-- Work to be completed --
Go through the material and pull out every line with the string "select" in it.

-- Data shown --
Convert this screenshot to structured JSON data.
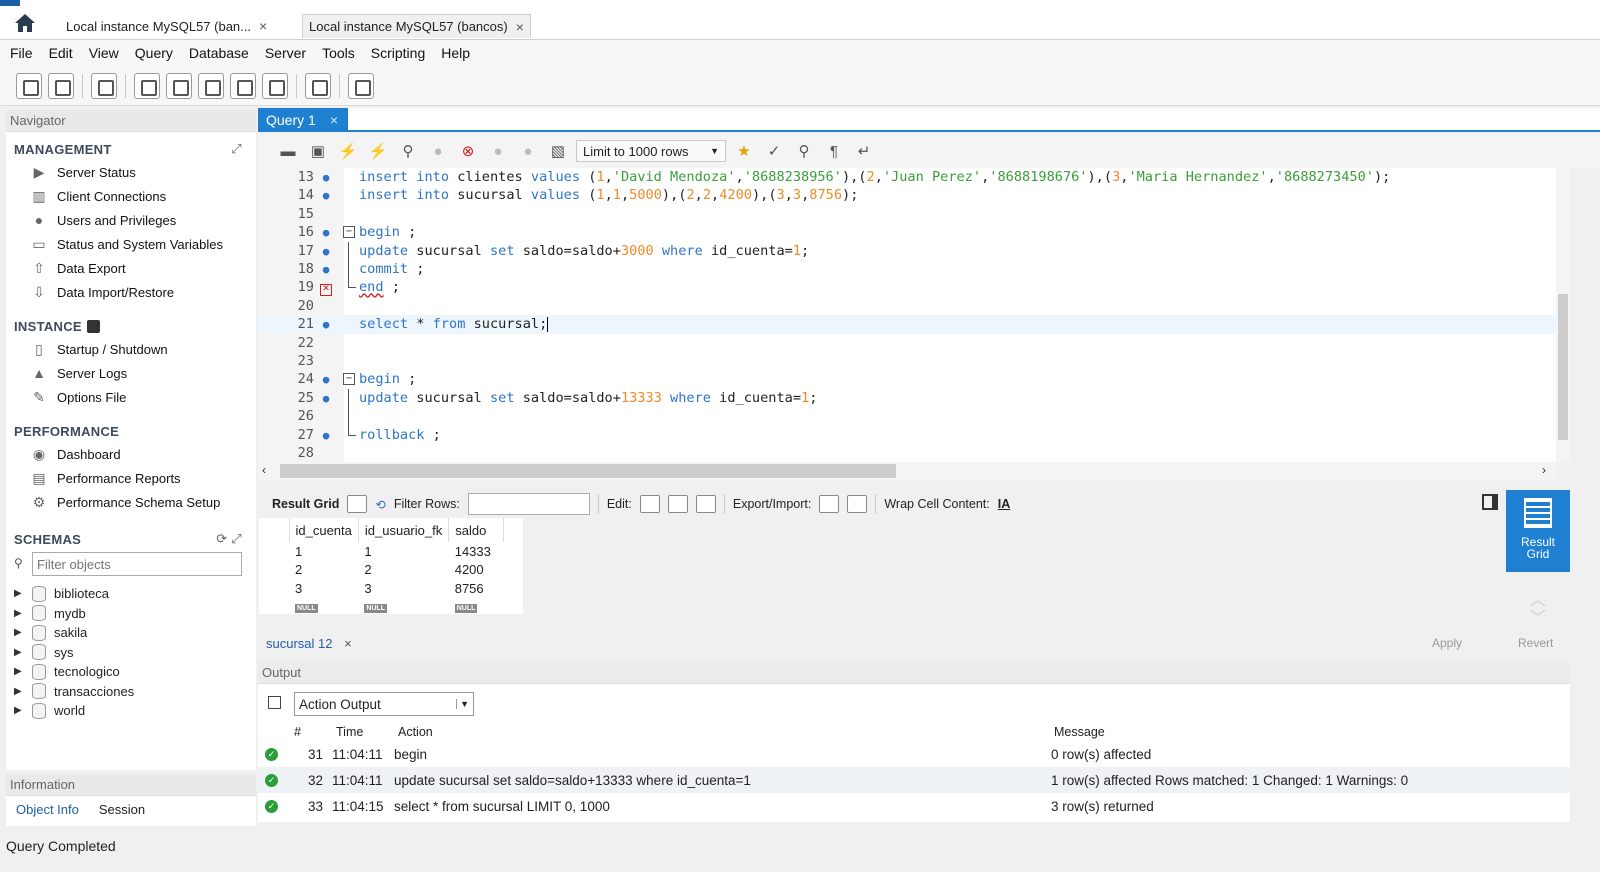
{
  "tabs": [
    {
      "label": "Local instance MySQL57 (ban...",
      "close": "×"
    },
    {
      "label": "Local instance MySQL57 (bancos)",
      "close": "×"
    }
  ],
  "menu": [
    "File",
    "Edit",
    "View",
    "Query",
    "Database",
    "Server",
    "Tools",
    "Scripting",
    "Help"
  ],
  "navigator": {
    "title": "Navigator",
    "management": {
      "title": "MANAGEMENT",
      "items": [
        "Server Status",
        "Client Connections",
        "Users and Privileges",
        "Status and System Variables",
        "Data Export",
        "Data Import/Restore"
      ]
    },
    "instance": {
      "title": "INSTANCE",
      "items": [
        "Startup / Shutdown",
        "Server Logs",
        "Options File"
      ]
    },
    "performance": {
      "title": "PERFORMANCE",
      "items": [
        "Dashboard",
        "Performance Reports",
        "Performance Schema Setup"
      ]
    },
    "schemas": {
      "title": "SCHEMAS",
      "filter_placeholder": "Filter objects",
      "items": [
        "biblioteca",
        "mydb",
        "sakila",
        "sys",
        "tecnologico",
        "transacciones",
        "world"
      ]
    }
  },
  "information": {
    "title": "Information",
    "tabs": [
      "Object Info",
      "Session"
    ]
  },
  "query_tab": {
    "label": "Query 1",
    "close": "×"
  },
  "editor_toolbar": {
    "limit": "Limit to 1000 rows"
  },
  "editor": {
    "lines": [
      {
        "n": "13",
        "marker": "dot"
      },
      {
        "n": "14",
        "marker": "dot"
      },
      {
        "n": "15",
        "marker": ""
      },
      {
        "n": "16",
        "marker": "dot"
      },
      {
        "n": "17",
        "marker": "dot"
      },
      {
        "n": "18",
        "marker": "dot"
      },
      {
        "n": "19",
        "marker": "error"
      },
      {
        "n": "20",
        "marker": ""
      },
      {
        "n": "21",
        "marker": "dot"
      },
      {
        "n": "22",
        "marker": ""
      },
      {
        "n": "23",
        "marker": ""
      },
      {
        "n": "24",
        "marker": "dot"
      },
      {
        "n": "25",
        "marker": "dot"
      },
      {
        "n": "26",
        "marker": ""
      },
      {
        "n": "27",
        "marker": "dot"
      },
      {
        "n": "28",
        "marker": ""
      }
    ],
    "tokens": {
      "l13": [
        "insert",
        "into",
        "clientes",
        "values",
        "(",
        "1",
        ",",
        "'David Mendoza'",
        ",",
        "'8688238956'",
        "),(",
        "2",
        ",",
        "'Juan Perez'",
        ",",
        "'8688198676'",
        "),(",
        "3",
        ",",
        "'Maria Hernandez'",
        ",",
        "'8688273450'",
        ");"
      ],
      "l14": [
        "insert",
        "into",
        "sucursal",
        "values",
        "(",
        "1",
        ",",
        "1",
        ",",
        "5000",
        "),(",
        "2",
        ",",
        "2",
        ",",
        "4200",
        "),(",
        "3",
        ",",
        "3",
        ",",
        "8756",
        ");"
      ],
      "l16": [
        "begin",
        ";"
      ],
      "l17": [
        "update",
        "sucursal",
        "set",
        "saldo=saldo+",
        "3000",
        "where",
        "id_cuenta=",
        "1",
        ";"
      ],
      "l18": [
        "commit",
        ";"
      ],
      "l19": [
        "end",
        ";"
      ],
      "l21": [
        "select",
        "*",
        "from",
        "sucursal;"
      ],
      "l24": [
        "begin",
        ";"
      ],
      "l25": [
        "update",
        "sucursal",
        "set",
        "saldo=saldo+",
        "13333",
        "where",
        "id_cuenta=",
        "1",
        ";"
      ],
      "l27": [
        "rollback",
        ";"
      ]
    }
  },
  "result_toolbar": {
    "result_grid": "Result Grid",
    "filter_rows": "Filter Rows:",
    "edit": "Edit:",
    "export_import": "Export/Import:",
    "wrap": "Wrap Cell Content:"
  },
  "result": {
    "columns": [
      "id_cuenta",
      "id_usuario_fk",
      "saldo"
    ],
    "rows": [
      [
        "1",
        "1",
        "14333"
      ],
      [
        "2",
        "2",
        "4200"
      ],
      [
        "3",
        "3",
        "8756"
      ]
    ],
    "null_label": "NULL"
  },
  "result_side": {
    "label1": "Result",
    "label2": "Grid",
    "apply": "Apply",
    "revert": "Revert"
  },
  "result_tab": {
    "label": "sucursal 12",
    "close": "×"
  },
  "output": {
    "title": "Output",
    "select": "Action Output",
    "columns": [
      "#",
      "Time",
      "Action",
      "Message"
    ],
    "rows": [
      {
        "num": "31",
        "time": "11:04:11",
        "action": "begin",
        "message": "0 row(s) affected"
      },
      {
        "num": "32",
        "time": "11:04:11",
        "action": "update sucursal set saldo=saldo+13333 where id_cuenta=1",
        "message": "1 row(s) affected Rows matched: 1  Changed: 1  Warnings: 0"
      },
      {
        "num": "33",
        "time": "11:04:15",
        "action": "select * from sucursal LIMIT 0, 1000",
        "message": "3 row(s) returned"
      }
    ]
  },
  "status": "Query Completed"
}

-- Reply to the exercise --
        "select",
    "select": "Action Output",
        "action": "select * from sucursal LIMIT 0, 1000",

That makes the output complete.